» DATA SECTION
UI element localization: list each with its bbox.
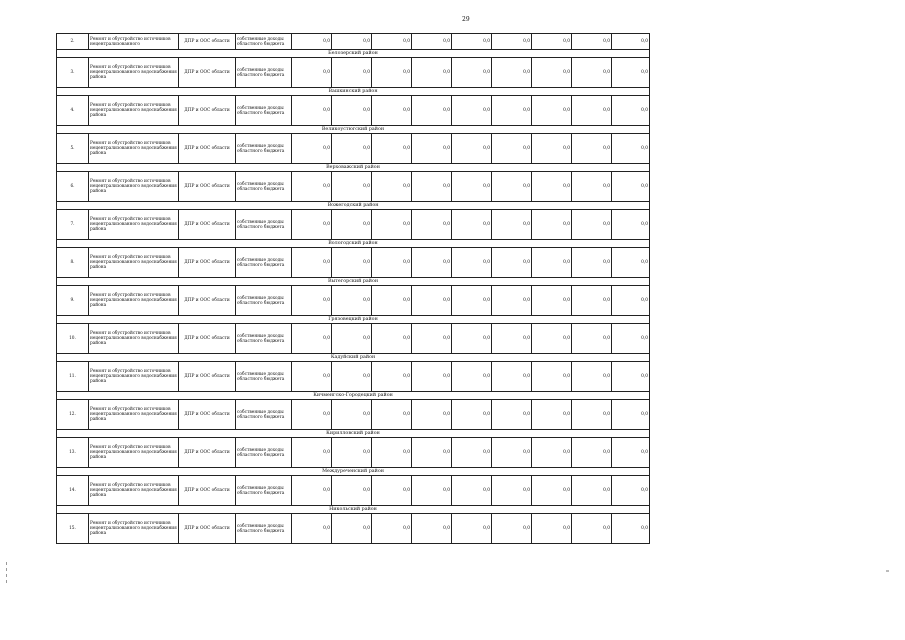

...

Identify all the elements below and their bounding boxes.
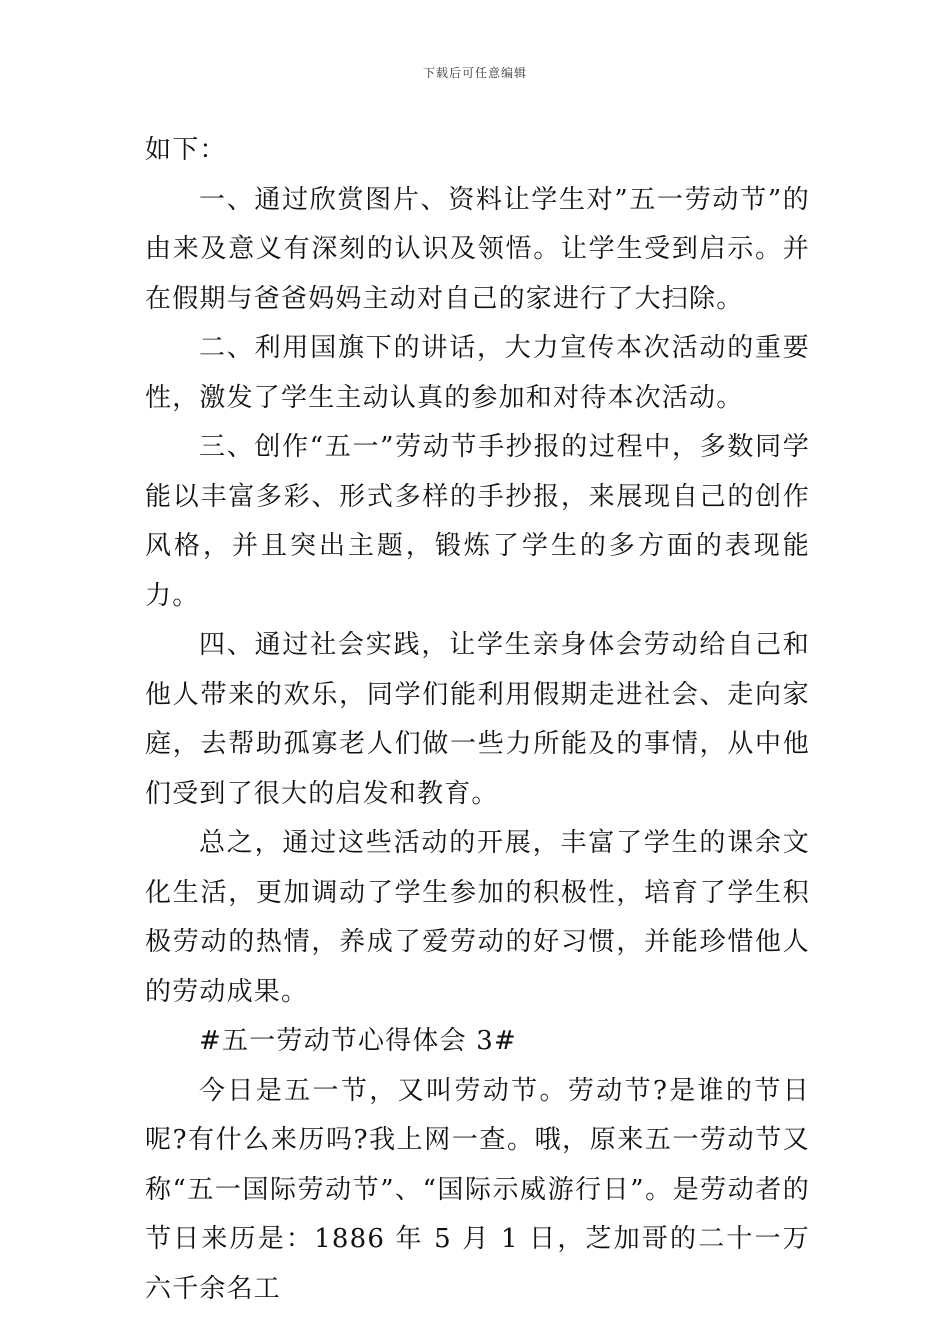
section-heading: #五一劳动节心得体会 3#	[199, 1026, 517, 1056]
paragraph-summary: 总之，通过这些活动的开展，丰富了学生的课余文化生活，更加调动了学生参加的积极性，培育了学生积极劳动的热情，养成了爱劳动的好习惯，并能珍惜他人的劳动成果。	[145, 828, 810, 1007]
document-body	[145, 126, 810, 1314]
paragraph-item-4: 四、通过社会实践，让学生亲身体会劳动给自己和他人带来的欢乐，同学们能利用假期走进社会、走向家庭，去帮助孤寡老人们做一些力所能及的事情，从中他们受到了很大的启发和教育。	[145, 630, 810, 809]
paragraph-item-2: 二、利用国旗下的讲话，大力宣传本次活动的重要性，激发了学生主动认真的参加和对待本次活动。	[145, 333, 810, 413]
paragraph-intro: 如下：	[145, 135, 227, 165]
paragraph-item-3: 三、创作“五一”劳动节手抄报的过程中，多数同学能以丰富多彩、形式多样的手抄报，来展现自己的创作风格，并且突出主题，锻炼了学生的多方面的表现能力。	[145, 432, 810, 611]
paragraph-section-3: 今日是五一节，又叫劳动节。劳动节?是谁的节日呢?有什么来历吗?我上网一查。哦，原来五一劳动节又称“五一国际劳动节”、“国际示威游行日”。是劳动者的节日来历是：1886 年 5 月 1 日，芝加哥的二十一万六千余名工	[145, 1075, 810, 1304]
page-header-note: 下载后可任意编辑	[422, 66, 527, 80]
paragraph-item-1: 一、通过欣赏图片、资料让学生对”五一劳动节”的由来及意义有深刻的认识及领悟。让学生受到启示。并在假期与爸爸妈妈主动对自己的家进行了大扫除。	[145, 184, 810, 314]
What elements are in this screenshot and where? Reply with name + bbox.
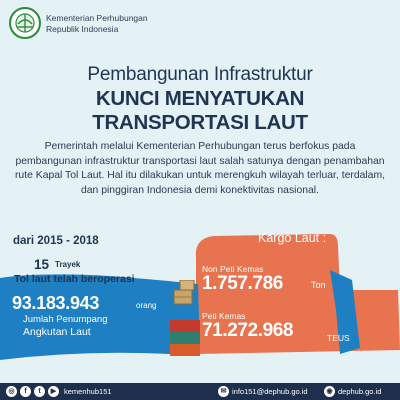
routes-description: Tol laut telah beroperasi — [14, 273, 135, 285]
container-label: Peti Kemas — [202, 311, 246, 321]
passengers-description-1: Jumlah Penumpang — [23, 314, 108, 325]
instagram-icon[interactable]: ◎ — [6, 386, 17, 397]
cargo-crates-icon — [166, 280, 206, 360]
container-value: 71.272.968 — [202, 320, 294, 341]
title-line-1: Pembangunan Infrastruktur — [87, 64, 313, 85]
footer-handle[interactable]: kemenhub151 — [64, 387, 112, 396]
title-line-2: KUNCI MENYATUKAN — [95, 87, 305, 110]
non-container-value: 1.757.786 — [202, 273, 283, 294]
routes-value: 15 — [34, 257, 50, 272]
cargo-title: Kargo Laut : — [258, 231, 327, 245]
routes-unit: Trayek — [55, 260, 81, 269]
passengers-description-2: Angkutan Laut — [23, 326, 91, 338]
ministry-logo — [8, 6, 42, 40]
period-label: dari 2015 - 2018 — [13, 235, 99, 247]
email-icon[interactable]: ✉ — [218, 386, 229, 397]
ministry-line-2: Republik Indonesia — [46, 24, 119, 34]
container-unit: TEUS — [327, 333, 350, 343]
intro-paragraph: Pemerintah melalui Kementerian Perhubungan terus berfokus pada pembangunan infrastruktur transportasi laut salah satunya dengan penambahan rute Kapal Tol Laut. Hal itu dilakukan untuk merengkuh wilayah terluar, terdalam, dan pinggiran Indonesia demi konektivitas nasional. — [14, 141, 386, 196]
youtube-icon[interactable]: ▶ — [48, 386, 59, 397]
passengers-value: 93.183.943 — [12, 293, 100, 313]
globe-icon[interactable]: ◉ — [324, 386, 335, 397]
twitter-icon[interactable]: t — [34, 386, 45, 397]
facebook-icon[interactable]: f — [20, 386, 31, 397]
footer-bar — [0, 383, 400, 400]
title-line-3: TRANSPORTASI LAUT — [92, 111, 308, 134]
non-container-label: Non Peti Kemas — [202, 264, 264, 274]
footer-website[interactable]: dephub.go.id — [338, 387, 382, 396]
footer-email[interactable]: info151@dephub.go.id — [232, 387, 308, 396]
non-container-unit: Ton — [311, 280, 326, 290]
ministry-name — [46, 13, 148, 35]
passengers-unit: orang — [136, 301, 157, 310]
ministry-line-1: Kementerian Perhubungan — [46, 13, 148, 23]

» WRITTEN TASK
Format the items as a numbered list, starting with the line containing "Identify all the" and going on through the line containing "126, 810, 1314]", both included. Omit blank lines and leave out the pictures.

» WRITTEN REPLY
1. Identify all the elements below and their bounding boxes.
2. section-heading: #五一劳动节心得体会 3#	[199, 1026, 517, 1056]
3. paragraph-summary: 总之，通过这些活动的开展，丰富了学生的课余文化生活，更加调动了学生参加的积极性，培育了学生积极劳动的热情，养成了爱劳动的好习惯，并能珍惜他人的劳动成果。	[145, 828, 810, 1007]
4. document-body	[145, 126, 810, 1314]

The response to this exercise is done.